**Objective**
Pull out the items below from the first line up to and including the line containing "816, 805, 824]", and repeat them word for word.

**Material**

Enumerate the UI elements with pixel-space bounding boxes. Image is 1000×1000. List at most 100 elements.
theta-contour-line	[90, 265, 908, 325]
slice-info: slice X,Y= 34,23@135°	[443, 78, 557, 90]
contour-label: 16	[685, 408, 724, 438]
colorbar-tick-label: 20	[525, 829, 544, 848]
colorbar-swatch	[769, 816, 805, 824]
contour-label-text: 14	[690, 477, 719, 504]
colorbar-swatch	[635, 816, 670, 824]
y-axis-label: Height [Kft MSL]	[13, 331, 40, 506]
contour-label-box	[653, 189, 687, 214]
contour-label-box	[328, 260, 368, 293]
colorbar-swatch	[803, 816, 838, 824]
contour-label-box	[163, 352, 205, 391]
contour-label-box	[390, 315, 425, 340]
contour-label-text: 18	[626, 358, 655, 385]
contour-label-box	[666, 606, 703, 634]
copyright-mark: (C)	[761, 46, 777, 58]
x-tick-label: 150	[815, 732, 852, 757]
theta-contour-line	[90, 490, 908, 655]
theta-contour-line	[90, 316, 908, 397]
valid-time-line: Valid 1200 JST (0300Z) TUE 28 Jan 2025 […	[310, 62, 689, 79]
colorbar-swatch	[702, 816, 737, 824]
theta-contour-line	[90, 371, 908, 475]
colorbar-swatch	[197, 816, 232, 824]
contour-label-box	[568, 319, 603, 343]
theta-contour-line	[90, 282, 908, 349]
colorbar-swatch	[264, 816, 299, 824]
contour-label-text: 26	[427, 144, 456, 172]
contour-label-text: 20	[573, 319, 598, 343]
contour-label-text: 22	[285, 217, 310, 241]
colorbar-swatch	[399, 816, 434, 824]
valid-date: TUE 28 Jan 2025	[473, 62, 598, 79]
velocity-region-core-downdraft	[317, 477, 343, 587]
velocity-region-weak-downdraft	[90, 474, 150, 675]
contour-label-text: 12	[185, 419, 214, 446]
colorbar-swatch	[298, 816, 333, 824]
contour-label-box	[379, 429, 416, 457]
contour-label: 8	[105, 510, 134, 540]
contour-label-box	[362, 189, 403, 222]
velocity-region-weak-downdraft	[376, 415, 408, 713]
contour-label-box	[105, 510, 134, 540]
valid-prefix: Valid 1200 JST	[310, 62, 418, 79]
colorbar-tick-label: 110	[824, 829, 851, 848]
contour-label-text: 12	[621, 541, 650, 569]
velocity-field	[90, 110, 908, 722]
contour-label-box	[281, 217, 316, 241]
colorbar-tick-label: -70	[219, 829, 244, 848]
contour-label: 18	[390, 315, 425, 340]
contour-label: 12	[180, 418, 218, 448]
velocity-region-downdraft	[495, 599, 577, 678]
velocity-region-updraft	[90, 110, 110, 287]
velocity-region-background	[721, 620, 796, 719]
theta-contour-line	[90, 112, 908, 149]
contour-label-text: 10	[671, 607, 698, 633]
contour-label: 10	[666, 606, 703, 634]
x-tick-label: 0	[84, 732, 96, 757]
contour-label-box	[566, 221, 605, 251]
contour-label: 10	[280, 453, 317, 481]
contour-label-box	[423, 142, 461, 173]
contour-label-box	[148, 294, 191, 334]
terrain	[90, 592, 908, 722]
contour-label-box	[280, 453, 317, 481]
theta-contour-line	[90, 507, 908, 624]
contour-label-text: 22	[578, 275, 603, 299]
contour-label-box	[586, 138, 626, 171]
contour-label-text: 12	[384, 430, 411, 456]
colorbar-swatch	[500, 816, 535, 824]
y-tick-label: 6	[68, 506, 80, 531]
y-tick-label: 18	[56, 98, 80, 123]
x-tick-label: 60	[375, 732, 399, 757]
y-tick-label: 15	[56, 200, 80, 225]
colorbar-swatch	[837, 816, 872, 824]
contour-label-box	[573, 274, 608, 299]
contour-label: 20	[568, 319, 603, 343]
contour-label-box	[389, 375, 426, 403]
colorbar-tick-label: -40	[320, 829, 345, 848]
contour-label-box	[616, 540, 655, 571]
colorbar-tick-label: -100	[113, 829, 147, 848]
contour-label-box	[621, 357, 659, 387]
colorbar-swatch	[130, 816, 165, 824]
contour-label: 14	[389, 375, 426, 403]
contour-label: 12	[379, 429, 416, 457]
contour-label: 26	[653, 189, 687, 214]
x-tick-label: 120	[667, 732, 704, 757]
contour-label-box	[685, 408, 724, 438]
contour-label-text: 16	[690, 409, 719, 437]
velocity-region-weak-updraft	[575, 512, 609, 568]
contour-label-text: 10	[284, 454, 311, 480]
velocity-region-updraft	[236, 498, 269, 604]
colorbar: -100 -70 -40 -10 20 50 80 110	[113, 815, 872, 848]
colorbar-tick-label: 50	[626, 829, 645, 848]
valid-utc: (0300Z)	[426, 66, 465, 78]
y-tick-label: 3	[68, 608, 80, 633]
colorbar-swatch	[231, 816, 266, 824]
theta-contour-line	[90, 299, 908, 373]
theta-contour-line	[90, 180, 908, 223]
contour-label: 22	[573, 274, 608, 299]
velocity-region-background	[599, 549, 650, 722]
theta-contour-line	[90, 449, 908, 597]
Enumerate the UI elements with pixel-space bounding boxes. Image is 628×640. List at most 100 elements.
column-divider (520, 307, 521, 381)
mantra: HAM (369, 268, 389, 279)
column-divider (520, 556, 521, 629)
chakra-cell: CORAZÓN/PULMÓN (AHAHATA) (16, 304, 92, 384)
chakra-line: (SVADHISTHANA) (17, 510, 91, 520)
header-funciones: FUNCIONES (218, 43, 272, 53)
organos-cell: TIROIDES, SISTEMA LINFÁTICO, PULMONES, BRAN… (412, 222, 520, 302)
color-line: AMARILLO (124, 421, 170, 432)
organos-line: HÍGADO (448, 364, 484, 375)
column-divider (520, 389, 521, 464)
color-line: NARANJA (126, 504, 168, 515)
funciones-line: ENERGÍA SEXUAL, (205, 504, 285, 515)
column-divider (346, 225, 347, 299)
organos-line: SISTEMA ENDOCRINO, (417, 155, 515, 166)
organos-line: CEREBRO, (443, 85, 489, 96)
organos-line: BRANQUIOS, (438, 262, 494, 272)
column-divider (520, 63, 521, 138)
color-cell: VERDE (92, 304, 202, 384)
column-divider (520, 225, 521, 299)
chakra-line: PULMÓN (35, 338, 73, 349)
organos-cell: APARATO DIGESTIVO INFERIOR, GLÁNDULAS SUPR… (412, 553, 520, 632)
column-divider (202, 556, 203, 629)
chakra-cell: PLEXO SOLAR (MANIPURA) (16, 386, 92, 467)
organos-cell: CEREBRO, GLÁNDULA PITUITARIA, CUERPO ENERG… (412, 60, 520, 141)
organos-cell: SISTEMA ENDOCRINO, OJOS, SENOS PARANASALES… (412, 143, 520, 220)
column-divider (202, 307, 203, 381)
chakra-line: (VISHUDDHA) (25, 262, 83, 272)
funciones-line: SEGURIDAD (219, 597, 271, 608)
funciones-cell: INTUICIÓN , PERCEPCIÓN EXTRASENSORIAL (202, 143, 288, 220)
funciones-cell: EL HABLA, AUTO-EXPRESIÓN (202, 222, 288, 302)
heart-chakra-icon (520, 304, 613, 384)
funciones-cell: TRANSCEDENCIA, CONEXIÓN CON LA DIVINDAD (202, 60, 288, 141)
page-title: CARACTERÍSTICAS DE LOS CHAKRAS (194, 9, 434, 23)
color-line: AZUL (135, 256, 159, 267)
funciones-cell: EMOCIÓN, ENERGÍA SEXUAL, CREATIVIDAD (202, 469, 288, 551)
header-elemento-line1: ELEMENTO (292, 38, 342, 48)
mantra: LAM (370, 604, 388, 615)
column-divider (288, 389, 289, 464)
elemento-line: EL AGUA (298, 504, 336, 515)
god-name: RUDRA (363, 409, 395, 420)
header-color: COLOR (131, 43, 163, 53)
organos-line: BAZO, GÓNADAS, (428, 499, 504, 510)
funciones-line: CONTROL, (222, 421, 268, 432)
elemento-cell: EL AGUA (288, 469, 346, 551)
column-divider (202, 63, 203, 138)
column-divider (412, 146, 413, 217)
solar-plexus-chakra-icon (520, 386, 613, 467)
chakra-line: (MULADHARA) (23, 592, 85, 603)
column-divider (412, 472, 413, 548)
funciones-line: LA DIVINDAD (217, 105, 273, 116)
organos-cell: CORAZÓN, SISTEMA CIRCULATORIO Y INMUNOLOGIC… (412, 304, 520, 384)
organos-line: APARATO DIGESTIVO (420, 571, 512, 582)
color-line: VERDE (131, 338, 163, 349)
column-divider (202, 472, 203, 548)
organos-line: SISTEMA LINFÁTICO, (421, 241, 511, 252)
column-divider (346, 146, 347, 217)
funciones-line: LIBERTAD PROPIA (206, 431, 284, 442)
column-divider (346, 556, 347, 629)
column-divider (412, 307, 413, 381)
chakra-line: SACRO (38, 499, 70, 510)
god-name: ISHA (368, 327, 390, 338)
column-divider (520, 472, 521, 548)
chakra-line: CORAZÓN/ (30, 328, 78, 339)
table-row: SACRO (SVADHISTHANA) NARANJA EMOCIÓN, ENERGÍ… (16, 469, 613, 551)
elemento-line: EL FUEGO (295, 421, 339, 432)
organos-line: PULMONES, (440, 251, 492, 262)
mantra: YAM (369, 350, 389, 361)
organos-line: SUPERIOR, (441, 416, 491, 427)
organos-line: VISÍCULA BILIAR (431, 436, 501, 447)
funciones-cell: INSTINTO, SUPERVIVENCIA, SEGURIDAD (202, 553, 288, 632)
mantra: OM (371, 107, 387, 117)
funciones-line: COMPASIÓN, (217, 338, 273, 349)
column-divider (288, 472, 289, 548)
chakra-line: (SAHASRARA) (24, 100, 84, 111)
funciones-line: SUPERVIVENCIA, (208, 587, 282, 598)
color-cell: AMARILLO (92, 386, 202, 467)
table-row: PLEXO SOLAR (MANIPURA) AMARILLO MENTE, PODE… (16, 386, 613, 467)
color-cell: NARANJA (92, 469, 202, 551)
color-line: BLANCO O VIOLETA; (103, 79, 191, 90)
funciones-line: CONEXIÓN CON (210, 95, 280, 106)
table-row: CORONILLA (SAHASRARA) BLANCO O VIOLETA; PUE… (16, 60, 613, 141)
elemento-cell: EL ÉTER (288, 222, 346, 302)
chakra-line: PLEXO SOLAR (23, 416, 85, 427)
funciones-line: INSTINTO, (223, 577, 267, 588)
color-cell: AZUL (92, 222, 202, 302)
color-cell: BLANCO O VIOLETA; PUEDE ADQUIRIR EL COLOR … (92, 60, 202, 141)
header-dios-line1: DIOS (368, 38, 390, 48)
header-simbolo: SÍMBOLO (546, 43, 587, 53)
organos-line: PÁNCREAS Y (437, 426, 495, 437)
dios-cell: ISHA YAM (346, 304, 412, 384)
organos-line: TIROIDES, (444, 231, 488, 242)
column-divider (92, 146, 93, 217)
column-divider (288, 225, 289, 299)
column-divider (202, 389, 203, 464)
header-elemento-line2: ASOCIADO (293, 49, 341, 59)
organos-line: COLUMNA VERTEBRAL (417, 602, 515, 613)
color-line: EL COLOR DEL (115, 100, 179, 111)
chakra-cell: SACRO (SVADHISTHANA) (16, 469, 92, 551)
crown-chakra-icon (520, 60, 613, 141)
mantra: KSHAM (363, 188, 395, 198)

**Solution**
Enumerate the UI elements with pixel-space bounding boxes. Image is 1000×1000. List at most 100 elements.
theta-contour-line	[90, 265, 908, 325]
slice-info: slice X,Y= 34,23@135°	[443, 78, 557, 90]
contour-label: 16	[685, 408, 724, 438]
colorbar-tick-label: 20	[525, 829, 544, 848]
colorbar-swatch	[769, 816, 805, 824]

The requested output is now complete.